>> start

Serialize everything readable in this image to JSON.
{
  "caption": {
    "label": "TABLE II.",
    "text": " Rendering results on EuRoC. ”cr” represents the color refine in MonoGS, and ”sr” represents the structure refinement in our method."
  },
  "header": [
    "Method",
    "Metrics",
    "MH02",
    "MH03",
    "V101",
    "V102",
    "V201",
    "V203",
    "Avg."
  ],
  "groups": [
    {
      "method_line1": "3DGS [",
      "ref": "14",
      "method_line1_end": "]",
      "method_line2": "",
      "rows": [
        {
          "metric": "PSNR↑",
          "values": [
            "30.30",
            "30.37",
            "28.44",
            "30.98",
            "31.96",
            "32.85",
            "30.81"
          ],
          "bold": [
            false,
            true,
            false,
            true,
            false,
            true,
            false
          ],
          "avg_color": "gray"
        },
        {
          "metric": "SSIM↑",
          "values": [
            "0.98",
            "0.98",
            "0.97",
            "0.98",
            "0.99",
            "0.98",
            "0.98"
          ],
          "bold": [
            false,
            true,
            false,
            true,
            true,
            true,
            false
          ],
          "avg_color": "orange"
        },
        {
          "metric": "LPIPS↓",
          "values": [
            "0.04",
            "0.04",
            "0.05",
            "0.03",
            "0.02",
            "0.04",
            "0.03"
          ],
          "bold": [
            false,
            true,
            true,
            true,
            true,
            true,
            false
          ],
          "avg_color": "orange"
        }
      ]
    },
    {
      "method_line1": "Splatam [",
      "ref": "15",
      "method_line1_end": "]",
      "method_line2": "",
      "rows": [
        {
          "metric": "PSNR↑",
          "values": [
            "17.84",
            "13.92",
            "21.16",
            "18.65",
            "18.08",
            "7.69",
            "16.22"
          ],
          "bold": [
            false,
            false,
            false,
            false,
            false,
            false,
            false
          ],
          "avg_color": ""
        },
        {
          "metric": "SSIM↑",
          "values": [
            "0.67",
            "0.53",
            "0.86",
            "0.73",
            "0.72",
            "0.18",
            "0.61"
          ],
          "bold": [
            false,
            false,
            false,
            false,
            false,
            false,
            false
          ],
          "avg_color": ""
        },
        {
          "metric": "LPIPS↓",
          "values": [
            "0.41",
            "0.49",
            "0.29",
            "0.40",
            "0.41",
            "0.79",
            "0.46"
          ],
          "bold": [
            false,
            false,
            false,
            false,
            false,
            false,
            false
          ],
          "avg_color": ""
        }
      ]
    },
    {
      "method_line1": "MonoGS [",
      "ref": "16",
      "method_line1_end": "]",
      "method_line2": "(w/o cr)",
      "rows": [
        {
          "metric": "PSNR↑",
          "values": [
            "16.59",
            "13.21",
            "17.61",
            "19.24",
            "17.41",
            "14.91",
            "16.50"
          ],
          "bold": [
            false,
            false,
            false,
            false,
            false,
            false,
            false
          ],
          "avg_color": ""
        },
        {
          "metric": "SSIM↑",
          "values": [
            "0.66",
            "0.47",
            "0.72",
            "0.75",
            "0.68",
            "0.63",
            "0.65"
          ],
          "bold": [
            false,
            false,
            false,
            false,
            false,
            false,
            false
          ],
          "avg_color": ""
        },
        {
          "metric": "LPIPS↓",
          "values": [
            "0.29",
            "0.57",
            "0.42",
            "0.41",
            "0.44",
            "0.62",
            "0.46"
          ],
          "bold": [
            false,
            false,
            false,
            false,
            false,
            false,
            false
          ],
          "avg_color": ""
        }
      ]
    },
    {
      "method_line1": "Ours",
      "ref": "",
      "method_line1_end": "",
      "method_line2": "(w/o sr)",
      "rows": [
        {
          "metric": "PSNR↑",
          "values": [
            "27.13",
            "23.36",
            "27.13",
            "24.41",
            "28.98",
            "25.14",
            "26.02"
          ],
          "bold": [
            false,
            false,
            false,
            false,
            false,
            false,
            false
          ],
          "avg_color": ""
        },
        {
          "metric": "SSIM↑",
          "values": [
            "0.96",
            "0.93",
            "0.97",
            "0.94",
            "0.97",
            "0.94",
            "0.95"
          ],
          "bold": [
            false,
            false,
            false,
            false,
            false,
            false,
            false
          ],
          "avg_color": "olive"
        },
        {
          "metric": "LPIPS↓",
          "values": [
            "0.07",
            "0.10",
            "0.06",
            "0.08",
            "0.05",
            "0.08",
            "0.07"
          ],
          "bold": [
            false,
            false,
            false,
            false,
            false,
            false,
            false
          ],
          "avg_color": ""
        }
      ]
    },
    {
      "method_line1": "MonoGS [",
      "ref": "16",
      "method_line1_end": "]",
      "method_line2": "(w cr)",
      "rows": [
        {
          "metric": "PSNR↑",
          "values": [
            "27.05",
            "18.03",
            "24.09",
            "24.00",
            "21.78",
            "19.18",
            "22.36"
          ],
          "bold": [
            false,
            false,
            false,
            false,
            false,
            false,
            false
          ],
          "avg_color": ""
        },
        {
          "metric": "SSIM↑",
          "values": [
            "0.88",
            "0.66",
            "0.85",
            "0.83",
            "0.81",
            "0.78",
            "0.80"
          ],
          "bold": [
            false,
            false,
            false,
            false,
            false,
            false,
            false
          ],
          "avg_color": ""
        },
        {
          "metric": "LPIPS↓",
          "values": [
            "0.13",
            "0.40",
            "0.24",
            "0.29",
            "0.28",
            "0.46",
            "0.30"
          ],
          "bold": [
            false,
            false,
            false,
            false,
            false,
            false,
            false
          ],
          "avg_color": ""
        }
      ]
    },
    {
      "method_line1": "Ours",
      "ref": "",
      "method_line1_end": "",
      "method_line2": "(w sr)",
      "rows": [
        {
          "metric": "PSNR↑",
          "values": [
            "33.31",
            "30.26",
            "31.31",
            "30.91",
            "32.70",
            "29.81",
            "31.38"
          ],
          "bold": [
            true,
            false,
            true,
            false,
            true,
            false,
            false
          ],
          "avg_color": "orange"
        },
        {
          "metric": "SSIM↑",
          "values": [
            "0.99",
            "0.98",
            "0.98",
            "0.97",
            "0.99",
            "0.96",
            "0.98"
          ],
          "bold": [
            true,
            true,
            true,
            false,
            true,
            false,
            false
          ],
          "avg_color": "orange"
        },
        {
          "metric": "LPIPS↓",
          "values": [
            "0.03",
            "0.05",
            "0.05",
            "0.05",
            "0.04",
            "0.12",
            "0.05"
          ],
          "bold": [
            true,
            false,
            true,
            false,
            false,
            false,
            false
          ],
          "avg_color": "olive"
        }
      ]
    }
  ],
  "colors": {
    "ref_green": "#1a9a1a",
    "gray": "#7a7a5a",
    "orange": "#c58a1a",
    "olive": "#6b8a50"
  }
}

>> end

[Work to complete]:
All of the lines above must be returned exactly.

[Exercise answer]:
Serialize everything readable in this image to JSON.
{
  "caption": {
    "label": "TABLE II.",
    "text": " Rendering results on EuRoC. ”cr” represents the color refine in MonoGS, and ”sr” represents the structure refinement in our method."
  },
  "header": [
    "Method",
    "Metrics",
    "MH02",
    "MH03",
    "V101",
    "V102",
    "V201",
    "V203",
    "Avg."
  ],
  "groups": [
    {
      "method_line1": "3DGS [",
      "ref": "14",
      "method_line1_end": "]",
      "method_line2": "",
      "rows": [
        {
          "metric": "PSNR↑",
          "values": [
            "30.30",
            "30.37",
            "28.44",
            "30.98",
            "31.96",
            "32.85",
            "30.81"
          ],
          "bold": [
            false,
            true,
            false,
            true,
            false,
            true,
            false
          ],
          "avg_color": "gray"
        },
        {
          "metric": "SSIM↑",
          "values": [
            "0.98",
            "0.98",
            "0.97",
            "0.98",
            "0.99",
            "0.98",
            "0.98"
          ],
          "bold": [
            false,
            true,
            false,
            true,
            true,
            true,
            false
          ],
          "avg_color": "orange"
        },
        {
          "metric": "LPIPS↓",
          "values": [
            "0.04",
            "0.04",
            "0.05",
            "0.03",
            "0.02",
            "0.04",
            "0.03"
          ],
          "bold": [
            false,
            true,
            true,
            true,
            true,
            true,
            false
          ],
          "avg_color": "orange"
        }
      ]
    },
    {
      "method_line1": "Splatam [",
      "ref": "15",
      "method_line1_end": "]",
      "method_line2": "",
      "rows": [
        {
          "metric": "PSNR↑",
          "values": [
            "17.84",
            "13.92",
            "21.16",
            "18.65",
            "18.08",
            "7.69",
            "16.22"
          ],
          "bold": [
            false,
            false,
            false,
            false,
            false,
            false,
            false
          ],
          "avg_color": ""
        },
        {
          "metric": "SSIM↑",
          "values": [
            "0.67",
            "0.53",
            "0.86",
            "0.73",
            "0.72",
            "0.18",
            "0.61"
          ],
          "bold": [
            false,
            false,
            false,
            false,
            false,
            false,
            false
          ],
          "avg_color": ""
        },
        {
          "metric": "LPIPS↓",
          "values": [
            "0.41",
            "0.49",
            "0.29",
            "0.40",
            "0.41",
            "0.79",
            "0.46"
          ],
          "bold": [
            false,
            false,
            false,
            false,
            false,
            false,
            false
          ],
          "avg_color": ""
        }
      ]
    },
    {
      "method_line1": "MonoGS [",
      "ref": "16",
      "method_line1_end": "]",
      "method_line2": "(w/o cr)",
      "rows": [
        {
          "metric": "PSNR↑",
          "values": [
            "16.59",
            "13.21",
            "17.61",
            "19.24",
            "17.41",
            "14.91",
            "16.50"
          ],
          "bold": [
            false,
            false,
            false,
            false,
            false,
            false,
            false
          ],
          "avg_color": ""
        },
        {
          "metric": "SSIM↑",
          "values": [
            "0.66",
            "0.47",
            "0.72",
            "0.75",
            "0.68",
            "0.63",
            "0.65"
          ],
          "bold": [
            false,
            false,
            false,
            false,
            false,
            false,
            false
          ],
          "avg_color": ""
        },
        {
          "metric": "LPIPS↓",
          "values": [
            "0.29",
            "0.57",
            "0.42",
            "0.41",
            "0.44",
            "0.62",
            "0.46"
          ],
          "bold": [
            false,
            false,
            false,
            false,
            false,
            false,
            false
          ],
          "avg_color": ""
        }
      ]
    },
    {
      "method_line1": "Ours",
      "ref": "",
      "method_line1_end": "",
      "method_line2": "(w/o sr)",
      "rows": [
        {
          "metric": "PSNR↑",
          "values": [
            "27.13",
            "23.36",
            "27.13",
            "24.41",
            "28.98",
            "25.14",
            "26.02"
          ],
          "bold": [
            false,
            false,
            false,
            false,
            false,
            false,
            false
          ],
          "avg_color": ""
        },
        {
          "metric": "SSIM↑",
          "values": [
            "0.96",
            "0.93",
            "0.97",
            "0.94",
            "0.97",
            "0.94",
            "0.95"
          ],
          "bold": [
            false,
            false,
            false,
            false,
            false,
            false,
            false
          ],
          "avg_color": "olive"
        },
        {
          "metric": "LPIPS↓",
          "values": [
            "0.07",
            "0.10",
            "0.06",
            "0.08",
            "0.05",
            "0.08",
            "0.07"
          ],
          "bold": [
            false,
            false,
            false,
            false,
            false,
            false,
            false
          ],
          "avg_color": ""
        }
      ]
    },
    {
      "method_line1": "MonoGS [",
      "ref": "16",
      "method_line1_end": "]",
      "method_line2": "(w cr)",
      "rows": [
        {
          "metric": "PSNR↑",
          "values": [
            "27.05",
            "18.03",
            "24.09",
            "24.00",
            "21.78",
            "19.18",
            "22.36"
          ],
          "bold": [
            false,
            false,
            false,
            false,
            false,
            false,
            false
          ],
          "avg_color": ""
        },
        {
          "metric": "SSIM↑",
          "values": [
            "0.88",
            "0.66",
            "0.85",
            "0.83",
            "0.81",
            "0.78",
            "0.80"
          ],
          "bold": [
            false,
            false,
            false,
            false,
            false,
            false,
            false
          ],
          "avg_color": ""
        },
        {
          "metric": "LPIPS↓",
          "values": [
            "0.13",
            "0.40",
            "0.24",
            "0.29",
            "0.28",
            "0.46",
            "0.30"
          ],
          "bold": [
            false,
            false,
            false,
            false,
            false,
            false,
            false
          ],
          "avg_color": ""
        }
      ]
    },
    {
      "method_line1": "Ours",
      "ref": "",
      "method_line1_end": "",
      "method_line2": "(w sr)",
      "rows": [
        {
          "metric": "PSNR↑",
          "values": [
            "33.31",
            "30.26",
            "31.31",
            "30.91",
            "32.70",
            "29.81",
            "31.38"
          ],
          "bold": [
            true,
            false,
            true,
            false,
            true,
            false,
            false
          ],
          "avg_color": "orange"
        },
        {
          "metric": "SSIM↑",
          "values": [
            "0.99",
            "0.98",
            "0.98",
            "0.97",
            "0.99",
            "0.96",
            "0.98"
          ],
          "bold": [
            true,
            true,
            true,
            false,
            true,
            false,
            false
          ],
          "avg_color": "orange"
        },
        {
          "metric": "LPIPS↓",
          "values": [
            "0.03",
            "0.05",
            "0.05",
            "0.05",
            "0.04",
            "0.12",
            "0.05"
          ],
          "bold": [
            true,
            false,
            true,
            false,
            false,
            false,
            false
          ],
          "avg_color": "olive"
        }
      ]
    }
  ],
  "colors": {
    "ref_green": "#1a9a1a",
    "gray": "#7a7a5a",
    "orange": "#c58a1a",
    "olive": "#6b8a50"
  }
}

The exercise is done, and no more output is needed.